BRIEF: Give the number of lines that hold the string "forest". Nothing else is needed.

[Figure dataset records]
......

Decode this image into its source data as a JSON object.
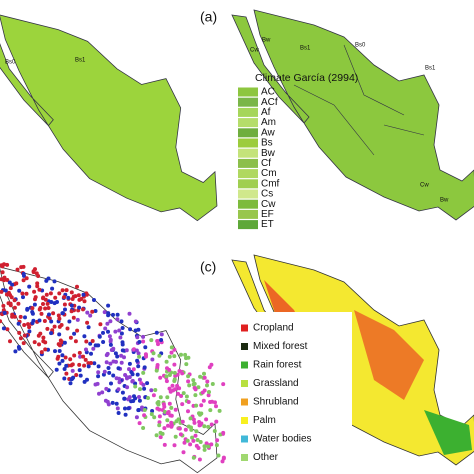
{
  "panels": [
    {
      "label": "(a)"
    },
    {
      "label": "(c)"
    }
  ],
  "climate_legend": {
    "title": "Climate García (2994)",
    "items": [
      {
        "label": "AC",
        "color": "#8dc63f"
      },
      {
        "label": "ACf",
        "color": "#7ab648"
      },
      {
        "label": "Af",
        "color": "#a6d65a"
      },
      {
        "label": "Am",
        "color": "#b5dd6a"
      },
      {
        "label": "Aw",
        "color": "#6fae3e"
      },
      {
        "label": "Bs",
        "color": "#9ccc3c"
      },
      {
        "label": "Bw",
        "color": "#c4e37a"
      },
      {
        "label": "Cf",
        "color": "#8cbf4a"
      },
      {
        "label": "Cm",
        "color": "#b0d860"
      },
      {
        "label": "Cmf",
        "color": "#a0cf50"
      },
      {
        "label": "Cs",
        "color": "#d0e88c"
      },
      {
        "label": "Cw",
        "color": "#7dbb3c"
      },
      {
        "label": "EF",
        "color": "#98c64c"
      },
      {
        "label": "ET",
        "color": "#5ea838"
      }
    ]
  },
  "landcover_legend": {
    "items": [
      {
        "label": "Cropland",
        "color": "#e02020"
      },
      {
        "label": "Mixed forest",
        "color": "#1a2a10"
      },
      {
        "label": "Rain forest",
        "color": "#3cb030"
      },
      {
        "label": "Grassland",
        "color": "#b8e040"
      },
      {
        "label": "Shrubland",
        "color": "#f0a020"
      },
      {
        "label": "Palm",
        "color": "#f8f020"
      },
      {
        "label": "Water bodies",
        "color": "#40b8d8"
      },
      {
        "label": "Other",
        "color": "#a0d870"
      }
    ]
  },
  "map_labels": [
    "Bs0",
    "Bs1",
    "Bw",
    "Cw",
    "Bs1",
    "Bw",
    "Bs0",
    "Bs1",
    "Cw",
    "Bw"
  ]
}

......

SOLUTION TO THIS PROBLEM: 2